>> START

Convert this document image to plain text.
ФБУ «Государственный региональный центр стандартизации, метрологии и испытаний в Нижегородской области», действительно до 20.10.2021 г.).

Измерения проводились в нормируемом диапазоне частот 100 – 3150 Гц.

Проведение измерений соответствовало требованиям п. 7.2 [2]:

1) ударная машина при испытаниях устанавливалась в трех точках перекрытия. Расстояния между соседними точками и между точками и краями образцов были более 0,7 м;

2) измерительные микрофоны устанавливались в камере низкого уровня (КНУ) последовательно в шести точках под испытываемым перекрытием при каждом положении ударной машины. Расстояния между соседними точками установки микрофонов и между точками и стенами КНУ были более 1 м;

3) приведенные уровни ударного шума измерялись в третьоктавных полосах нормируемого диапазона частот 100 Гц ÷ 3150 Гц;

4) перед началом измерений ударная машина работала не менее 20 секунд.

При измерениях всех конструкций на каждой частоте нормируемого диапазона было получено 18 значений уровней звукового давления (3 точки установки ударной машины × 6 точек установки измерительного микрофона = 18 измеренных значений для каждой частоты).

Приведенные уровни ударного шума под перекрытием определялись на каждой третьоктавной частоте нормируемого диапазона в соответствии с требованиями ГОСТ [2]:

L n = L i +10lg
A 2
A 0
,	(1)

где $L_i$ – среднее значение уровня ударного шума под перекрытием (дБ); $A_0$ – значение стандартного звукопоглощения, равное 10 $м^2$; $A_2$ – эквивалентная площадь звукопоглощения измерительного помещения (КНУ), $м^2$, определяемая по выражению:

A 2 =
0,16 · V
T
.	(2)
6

>> END

### TASK TO CARRY OUT
Output the listing above exactly as it appears.

### TASK RESULT
Convert this document image to plain text.
ФБУ «Государственный региональный центр стандартизации, метрологии и испытаний в Нижегородской области», действительно до 20.10.2021 г.).

Измерения проводились в нормируемом диапазоне частот 100 – 3150 Гц.

Проведение измерений соответствовало требованиям п. 7.2 [2]:

1) ударная машина при испытаниях устанавливалась в трех точках перекрытия. Расстояния между соседними точками и между точками и краями образцов были более 0,7 м;

2) измерительные микрофоны устанавливались в камере низкого уровня (КНУ) последовательно в шести точках под испытываемым перекрытием при каждом положении ударной машины. Расстояния между соседними точками установки микрофонов и между точками и стенами КНУ были более 1 м;

3) приведенные уровни ударного шума измерялись в третьоктавных полосах нормируемого диапазона частот 100 Гц ÷ 3150 Гц;

4) перед началом измерений ударная машина работала не менее 20 секунд.

При измерениях всех конструкций на каждой частоте нормируемого диапазона было получено 18 значений уровней звукового давления (3 точки установки ударной машины × 6 точек установки измерительного микрофона = 18 измеренных значений для каждой частоты).

Приведенные уровни ударного шума под перекрытием определялись на каждой третьоктавной частоте нормируемого диапазона в соответствии с требованиями ГОСТ [2]:

L n = L i +10lg
A 2
A 0
,	(1)

где $L_i$ – среднее значение уровня ударного шума под перекрытием (дБ); $A_0$ – значение стандартного звукопоглощения, равное 10 $м^2$; $A_2$ – эквивалентная площадь звукопоглощения измерительного помещения (КНУ), $м^2$, определяемая по выражению:

A 2 =
0,16 · V
T
.	(2)
6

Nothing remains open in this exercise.